Make an exact copy of the entries below.

(Data extracted from a collection)
◆ ◆ ◆

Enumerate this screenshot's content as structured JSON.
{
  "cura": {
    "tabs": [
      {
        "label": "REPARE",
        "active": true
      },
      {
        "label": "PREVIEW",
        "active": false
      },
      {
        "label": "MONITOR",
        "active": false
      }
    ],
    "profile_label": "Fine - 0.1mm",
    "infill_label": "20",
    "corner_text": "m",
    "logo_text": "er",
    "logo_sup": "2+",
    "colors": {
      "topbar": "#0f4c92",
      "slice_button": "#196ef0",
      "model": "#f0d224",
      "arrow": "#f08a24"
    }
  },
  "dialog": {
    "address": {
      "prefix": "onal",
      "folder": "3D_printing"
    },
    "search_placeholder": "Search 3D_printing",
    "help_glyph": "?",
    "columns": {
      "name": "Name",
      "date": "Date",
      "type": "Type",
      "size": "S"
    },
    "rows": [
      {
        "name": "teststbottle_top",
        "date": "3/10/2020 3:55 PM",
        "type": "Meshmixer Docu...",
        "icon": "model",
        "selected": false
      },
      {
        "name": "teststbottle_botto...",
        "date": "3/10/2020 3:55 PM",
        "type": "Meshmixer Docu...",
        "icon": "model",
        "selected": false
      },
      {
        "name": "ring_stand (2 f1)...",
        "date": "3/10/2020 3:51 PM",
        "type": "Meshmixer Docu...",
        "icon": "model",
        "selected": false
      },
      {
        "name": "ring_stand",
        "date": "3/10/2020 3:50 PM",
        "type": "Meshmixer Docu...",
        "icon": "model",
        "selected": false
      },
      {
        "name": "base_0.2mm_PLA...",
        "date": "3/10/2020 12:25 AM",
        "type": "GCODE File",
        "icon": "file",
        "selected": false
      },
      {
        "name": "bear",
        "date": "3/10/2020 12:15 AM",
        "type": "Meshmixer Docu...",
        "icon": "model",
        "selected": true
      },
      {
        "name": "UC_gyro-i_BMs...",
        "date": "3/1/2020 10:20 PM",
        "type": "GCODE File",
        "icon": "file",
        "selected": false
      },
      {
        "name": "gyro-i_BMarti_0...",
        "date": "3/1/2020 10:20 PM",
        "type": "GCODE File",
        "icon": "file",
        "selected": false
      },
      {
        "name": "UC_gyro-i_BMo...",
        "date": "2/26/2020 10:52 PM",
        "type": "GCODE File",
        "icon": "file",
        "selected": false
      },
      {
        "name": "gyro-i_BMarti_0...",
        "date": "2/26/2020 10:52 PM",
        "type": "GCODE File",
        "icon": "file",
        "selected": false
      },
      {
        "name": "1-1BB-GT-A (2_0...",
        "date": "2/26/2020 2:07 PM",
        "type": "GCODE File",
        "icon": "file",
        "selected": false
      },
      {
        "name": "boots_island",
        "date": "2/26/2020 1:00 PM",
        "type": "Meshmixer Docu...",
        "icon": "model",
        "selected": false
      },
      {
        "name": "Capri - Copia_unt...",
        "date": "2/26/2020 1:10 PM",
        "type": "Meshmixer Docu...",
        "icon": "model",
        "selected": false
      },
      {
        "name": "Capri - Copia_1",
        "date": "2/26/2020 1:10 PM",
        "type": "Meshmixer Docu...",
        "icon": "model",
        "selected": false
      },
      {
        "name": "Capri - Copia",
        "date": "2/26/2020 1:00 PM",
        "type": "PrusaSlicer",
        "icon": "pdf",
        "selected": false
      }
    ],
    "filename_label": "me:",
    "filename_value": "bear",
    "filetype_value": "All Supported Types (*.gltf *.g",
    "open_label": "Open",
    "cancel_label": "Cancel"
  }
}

◆ ◆ ◆

Solution:
Enumerate this screenshot's content as structured JSON.
{
  "cura": {
    "tabs": [
      {
        "label": "REPARE",
        "active": true
      },
      {
        "label": "PREVIEW",
        "active": false
      },
      {
        "label": "MONITOR",
        "active": false
      }
    ],
    "profile_label": "Fine - 0.1mm",
    "infill_label": "20",
    "corner_text": "m",
    "logo_text": "er",
    "logo_sup": "2+",
    "colors": {
      "topbar": "#0f4c92",
      "slice_button": "#196ef0",
      "model": "#f0d224",
      "arrow": "#f08a24"
    }
  },
  "dialog": {
    "address": {
      "prefix": "onal",
      "folder": "3D_printing"
    },
    "search_placeholder": "Search 3D_printing",
    "help_glyph": "?",
    "columns": {
      "name": "Name",
      "date": "Date",
      "type": "Type",
      "size": "S"
    },
    "rows": [
      {
        "name": "teststbottle_top",
        "date": "3/10/2020 3:55 PM",
        "type": "Meshmixer Docu...",
        "icon": "model",
        "selected": false
      },
      {
        "name": "teststbottle_botto...",
        "date": "3/10/2020 3:55 PM",
        "type": "Meshmixer Docu...",
        "icon": "model",
        "selected": false
      },
      {
        "name": "ring_stand (2 f1)...",
        "date": "3/10/2020 3:51 PM",
        "type": "Meshmixer Docu...",
        "icon": "model",
        "selected": false
      },
      {
        "name": "ring_stand",
        "date": "3/10/2020 3:50 PM",
        "type": "Meshmixer Docu...",
        "icon": "model",
        "selected": false
      },
      {
        "name": "base_0.2mm_PLA...",
        "date": "3/10/2020 12:25 AM",
        "type": "GCODE File",
        "icon": "file",
        "selected": false
      },
      {
        "name": "bear",
        "date": "3/10/2020 12:15 AM",
        "type": "Meshmixer Docu...",
        "icon": "model",
        "selected": true
      },
      {
        "name": "UC_gyro-i_BMs...",
        "date": "3/1/2020 10:20 PM",
        "type": "GCODE File",
        "icon": "file",
        "selected": false
      },
      {
        "name": "gyro-i_BMarti_0...",
        "date": "3/1/2020 10:20 PM",
        "type": "GCODE File",
        "icon": "file",
        "selected": false
      },
      {
        "name": "UC_gyro-i_BMo...",
        "date": "2/26/2020 10:52 PM",
        "type": "GCODE File",
        "icon": "file",
        "selected": false
      },
      {
        "name": "gyro-i_BMarti_0...",
        "date": "2/26/2020 10:52 PM",
        "type": "GCODE File",
        "icon": "file",
        "selected": false
      },
      {
        "name": "1-1BB-GT-A (2_0...",
        "date": "2/26/2020 2:07 PM",
        "type": "GCODE File",
        "icon": "file",
        "selected": false
      },
      {
        "name": "boots_island",
        "date": "2/26/2020 1:00 PM",
        "type": "Meshmixer Docu...",
        "icon": "model",
        "selected": false
      },
      {
        "name": "Capri - Copia_unt...",
        "date": "2/26/2020 1:10 PM",
        "type": "Meshmixer Docu...",
        "icon": "model",
        "selected": false
      },
      {
        "name": "Capri - Copia_1",
        "date": "2/26/2020 1:10 PM",
        "type": "Meshmixer Docu...",
        "icon": "model",
        "selected": false
      },
      {
        "name": "Capri - Copia",
        "date": "2/26/2020 1:00 PM",
        "type": "PrusaSlicer",
        "icon": "pdf",
        "selected": false
      }
    ],
    "filename_label": "me:",
    "filename_value": "bear",
    "filetype_value": "All Supported Types (*.gltf *.g",
    "open_label": "Open",
    "cancel_label": "Cancel"
  }
}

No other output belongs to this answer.